======== Dataset records ========

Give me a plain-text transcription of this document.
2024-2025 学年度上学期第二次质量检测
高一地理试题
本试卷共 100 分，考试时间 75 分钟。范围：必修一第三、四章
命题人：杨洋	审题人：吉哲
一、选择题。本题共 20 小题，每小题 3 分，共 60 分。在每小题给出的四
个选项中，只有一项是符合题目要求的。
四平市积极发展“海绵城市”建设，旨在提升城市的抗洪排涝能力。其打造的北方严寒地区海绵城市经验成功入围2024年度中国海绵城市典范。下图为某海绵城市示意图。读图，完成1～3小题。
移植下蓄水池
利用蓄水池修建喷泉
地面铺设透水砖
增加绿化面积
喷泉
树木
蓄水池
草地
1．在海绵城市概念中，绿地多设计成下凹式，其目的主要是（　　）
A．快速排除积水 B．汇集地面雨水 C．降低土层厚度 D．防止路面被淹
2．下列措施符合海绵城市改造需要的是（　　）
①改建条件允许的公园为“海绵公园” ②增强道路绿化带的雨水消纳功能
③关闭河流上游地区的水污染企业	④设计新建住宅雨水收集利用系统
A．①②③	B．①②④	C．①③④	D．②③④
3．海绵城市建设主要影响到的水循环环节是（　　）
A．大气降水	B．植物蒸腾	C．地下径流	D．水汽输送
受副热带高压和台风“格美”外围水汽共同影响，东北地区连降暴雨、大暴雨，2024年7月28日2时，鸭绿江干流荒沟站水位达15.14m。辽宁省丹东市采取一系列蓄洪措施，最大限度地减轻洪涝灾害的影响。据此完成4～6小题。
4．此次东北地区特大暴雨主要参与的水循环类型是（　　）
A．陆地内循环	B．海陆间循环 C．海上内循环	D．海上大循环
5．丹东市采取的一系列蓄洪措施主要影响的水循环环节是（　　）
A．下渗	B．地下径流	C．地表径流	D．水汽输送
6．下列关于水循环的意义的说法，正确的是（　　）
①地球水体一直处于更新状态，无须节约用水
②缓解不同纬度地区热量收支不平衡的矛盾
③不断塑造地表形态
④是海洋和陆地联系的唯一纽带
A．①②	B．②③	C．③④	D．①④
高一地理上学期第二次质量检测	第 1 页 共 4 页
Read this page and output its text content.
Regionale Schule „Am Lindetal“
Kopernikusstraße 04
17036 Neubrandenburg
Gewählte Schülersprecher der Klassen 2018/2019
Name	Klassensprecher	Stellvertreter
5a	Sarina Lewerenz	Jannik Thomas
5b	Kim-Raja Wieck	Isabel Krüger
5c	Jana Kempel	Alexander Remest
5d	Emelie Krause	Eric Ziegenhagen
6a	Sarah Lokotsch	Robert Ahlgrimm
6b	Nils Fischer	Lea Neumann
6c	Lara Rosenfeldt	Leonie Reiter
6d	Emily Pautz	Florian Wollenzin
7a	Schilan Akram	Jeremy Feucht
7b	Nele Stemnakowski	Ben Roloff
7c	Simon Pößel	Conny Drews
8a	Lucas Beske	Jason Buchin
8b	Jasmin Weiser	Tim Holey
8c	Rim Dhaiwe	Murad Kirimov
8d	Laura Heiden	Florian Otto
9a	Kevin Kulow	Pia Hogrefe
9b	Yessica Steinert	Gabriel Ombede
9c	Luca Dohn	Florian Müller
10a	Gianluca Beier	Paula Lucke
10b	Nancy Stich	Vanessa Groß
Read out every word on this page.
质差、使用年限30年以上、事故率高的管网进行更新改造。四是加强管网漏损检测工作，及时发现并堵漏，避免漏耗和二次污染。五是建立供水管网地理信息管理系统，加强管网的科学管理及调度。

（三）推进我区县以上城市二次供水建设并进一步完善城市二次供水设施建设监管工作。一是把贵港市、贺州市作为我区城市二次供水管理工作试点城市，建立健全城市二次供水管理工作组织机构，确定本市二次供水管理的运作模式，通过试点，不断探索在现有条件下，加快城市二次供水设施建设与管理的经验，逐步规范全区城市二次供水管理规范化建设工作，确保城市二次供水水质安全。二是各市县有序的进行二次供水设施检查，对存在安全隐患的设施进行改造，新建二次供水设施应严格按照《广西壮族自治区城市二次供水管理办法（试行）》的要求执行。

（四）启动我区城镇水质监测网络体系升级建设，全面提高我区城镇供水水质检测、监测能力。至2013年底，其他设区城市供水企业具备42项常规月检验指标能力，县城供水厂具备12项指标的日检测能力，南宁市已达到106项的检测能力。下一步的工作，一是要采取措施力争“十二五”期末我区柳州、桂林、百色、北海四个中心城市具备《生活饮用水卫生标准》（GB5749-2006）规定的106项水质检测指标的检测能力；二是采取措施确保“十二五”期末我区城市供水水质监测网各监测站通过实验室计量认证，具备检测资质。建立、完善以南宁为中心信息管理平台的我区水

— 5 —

========

* [Do this] Read through the data and copy every line where "text" shows up.

* [The reply]
Give me a plain-text transcription of this document.
Read this page and output its text content.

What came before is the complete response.